__INPUT RECORDS__
..........

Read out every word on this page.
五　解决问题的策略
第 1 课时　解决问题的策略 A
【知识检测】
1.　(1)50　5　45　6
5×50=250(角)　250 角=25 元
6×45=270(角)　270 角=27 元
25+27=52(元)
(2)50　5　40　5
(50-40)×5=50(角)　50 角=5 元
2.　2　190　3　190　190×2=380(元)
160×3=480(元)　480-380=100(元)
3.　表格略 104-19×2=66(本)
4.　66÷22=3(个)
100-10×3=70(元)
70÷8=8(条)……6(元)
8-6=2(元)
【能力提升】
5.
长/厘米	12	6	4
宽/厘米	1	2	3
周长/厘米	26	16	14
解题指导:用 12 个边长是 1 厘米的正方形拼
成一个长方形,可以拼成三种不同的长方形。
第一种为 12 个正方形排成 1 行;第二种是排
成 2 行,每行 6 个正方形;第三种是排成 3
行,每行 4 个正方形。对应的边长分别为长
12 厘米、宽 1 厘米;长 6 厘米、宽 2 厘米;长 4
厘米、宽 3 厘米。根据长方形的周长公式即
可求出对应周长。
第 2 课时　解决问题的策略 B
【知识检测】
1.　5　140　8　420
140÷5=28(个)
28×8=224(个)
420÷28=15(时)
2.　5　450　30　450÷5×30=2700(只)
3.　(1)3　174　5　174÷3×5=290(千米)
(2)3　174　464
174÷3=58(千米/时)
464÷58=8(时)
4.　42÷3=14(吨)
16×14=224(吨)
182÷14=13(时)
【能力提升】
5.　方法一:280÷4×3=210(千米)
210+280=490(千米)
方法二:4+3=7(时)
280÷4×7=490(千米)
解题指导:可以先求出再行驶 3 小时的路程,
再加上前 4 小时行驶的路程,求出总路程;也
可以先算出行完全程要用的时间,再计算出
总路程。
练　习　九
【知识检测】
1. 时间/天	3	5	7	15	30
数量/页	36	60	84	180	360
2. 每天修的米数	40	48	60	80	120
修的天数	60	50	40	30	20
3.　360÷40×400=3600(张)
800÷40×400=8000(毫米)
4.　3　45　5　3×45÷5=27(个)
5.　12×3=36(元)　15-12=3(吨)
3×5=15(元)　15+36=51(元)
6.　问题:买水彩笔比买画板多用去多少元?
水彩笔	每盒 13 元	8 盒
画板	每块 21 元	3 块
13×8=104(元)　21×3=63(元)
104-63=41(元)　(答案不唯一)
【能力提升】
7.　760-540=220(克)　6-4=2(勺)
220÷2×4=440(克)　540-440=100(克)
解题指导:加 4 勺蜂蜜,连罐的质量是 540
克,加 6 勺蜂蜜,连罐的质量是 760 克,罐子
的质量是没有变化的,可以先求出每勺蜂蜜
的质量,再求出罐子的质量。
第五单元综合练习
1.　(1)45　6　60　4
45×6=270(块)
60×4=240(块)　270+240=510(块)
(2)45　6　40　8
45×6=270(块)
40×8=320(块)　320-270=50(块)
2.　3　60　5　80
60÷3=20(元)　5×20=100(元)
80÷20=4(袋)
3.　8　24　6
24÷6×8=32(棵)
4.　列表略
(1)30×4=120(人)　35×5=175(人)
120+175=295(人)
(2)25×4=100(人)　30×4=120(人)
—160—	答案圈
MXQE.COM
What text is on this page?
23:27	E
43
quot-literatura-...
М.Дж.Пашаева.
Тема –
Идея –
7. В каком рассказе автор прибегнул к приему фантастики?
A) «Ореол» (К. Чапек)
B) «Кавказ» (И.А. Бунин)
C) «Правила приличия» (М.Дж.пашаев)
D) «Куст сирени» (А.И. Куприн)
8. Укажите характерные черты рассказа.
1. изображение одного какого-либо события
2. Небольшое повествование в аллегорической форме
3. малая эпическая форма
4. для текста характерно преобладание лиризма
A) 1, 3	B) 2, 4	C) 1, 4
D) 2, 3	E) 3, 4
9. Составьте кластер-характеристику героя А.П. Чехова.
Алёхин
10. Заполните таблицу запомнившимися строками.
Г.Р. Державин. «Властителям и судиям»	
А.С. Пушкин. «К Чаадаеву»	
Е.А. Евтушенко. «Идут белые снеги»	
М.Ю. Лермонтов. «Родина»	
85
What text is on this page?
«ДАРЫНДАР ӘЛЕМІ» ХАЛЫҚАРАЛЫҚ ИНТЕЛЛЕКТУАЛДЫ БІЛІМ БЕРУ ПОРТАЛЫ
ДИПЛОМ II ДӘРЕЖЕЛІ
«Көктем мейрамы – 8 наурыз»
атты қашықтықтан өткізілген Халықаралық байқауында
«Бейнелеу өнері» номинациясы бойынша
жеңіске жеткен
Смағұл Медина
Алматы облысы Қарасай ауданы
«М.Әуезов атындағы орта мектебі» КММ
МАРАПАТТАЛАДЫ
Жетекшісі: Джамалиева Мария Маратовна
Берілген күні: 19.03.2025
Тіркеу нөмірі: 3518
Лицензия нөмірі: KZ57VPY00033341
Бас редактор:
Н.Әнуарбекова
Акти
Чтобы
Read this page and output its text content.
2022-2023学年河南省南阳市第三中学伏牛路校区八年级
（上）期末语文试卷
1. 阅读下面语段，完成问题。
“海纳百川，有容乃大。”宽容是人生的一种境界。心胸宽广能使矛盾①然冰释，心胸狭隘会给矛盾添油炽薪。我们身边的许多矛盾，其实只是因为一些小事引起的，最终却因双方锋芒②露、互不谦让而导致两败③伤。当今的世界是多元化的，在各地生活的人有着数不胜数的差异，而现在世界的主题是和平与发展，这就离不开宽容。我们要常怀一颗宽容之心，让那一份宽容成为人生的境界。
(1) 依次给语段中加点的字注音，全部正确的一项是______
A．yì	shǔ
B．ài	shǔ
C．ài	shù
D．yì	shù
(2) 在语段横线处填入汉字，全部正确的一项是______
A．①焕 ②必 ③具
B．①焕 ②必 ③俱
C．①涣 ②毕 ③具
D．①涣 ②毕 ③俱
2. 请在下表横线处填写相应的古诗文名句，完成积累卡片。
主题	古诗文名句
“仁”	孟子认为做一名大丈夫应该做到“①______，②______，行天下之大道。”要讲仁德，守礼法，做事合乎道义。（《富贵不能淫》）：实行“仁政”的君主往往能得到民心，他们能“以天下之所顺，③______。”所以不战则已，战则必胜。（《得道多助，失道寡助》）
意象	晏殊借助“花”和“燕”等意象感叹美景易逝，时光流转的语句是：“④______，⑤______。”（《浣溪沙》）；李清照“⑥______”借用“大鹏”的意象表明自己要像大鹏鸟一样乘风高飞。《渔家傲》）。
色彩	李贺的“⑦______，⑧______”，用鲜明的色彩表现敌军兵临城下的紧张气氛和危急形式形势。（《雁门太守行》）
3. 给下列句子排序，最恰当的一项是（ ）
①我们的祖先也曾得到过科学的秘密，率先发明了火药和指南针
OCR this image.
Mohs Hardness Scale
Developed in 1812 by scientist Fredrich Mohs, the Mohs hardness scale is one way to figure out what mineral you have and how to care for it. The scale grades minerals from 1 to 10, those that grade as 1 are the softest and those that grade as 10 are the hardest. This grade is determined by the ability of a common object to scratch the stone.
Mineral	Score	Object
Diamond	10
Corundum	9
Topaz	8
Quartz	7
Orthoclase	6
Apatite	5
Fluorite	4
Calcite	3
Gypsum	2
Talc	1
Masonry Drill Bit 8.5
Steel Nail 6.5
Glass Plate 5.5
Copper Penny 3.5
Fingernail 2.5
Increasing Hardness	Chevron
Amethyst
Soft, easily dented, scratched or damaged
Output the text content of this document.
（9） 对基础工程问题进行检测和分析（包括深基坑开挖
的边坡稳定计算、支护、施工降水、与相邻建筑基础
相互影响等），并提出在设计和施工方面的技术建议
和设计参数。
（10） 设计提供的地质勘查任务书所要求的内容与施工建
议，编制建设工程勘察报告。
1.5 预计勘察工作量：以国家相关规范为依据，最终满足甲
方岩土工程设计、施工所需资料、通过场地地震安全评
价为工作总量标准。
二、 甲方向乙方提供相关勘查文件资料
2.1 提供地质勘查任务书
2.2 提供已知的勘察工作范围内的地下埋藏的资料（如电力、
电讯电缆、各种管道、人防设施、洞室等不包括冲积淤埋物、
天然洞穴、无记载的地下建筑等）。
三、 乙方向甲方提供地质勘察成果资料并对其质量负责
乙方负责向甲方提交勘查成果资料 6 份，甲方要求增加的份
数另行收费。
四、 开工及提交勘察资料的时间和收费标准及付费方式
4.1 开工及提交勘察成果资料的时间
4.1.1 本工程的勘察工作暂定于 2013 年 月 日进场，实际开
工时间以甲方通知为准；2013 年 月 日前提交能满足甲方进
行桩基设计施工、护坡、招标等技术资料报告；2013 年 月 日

..........

__PROBLEM__
Return from the data every line that holds "连罐的质量是".

__COMPLETE RESPONSE__
解题指导:加 4 勺蜂蜜,连罐的质量是 540
克,加 6 勺蜂蜜,连罐的质量是 760 克,罐子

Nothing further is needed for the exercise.